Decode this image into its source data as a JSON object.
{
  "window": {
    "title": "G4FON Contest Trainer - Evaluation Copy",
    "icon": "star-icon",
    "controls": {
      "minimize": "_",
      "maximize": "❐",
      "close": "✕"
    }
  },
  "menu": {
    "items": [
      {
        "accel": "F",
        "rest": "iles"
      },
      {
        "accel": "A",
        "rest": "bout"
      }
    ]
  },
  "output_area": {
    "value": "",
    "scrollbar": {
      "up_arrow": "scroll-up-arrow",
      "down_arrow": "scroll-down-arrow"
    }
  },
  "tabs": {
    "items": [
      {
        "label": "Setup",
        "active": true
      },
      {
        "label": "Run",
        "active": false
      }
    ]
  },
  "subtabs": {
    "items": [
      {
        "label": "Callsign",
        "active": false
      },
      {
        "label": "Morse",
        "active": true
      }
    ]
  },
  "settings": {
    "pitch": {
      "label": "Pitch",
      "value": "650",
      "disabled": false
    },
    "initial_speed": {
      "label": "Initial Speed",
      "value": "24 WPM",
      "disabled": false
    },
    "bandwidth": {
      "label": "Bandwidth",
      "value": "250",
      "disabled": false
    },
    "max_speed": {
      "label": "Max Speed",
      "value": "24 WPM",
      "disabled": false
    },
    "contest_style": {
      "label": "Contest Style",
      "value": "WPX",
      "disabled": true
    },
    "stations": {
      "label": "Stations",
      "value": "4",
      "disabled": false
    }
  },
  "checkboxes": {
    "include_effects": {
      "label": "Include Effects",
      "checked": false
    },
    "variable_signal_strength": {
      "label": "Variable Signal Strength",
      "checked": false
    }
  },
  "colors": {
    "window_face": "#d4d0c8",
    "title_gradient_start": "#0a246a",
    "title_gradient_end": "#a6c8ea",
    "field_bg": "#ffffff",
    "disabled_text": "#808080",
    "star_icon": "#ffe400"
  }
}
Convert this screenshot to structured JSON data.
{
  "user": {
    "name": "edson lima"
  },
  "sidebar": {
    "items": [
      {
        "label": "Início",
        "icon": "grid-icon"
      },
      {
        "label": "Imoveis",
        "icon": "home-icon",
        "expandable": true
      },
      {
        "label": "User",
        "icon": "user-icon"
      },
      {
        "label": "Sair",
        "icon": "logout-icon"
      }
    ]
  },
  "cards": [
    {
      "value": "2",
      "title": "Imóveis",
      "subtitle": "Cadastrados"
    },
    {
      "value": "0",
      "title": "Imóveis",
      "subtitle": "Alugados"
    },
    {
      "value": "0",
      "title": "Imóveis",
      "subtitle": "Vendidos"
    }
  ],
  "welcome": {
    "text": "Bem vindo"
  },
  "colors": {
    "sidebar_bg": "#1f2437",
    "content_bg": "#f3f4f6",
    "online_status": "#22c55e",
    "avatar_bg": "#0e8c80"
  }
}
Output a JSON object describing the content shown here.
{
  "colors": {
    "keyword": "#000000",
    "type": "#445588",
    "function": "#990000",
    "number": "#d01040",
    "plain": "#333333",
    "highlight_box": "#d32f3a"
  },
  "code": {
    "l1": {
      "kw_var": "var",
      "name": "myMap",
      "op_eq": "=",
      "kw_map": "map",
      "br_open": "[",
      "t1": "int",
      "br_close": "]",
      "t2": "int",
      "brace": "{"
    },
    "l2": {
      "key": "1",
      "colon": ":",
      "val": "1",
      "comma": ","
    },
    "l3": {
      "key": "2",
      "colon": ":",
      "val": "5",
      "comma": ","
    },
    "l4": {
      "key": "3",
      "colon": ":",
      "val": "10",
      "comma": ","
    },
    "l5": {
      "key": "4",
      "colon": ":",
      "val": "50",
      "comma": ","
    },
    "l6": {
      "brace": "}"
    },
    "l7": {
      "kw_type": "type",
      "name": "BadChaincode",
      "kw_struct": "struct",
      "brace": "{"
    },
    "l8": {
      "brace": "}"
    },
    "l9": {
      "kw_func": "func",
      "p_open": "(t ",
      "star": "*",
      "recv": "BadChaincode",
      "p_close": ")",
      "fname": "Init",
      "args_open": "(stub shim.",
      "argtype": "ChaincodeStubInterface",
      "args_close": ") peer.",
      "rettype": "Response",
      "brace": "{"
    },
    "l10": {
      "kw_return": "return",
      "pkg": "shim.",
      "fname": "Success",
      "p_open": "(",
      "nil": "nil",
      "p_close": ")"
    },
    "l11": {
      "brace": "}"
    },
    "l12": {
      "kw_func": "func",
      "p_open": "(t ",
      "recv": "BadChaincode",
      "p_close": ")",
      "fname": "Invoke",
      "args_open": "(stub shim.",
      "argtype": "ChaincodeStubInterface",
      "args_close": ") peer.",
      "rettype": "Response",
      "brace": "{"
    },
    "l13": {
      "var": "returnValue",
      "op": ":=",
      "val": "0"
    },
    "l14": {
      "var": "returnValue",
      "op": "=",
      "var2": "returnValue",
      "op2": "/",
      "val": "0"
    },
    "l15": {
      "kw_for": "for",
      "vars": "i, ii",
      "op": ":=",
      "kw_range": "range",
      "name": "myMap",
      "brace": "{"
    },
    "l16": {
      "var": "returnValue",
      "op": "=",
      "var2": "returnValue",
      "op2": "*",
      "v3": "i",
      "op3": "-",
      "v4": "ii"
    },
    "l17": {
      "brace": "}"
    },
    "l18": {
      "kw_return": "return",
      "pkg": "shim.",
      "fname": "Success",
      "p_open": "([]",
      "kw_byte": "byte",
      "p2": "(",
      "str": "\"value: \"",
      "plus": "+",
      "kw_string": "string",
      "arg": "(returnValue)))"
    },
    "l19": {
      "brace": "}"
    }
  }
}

**Exercise directions**. A line counts if it holds the word "this". Work out how many lines in the listing count, and give only that number.

**The reply**. 2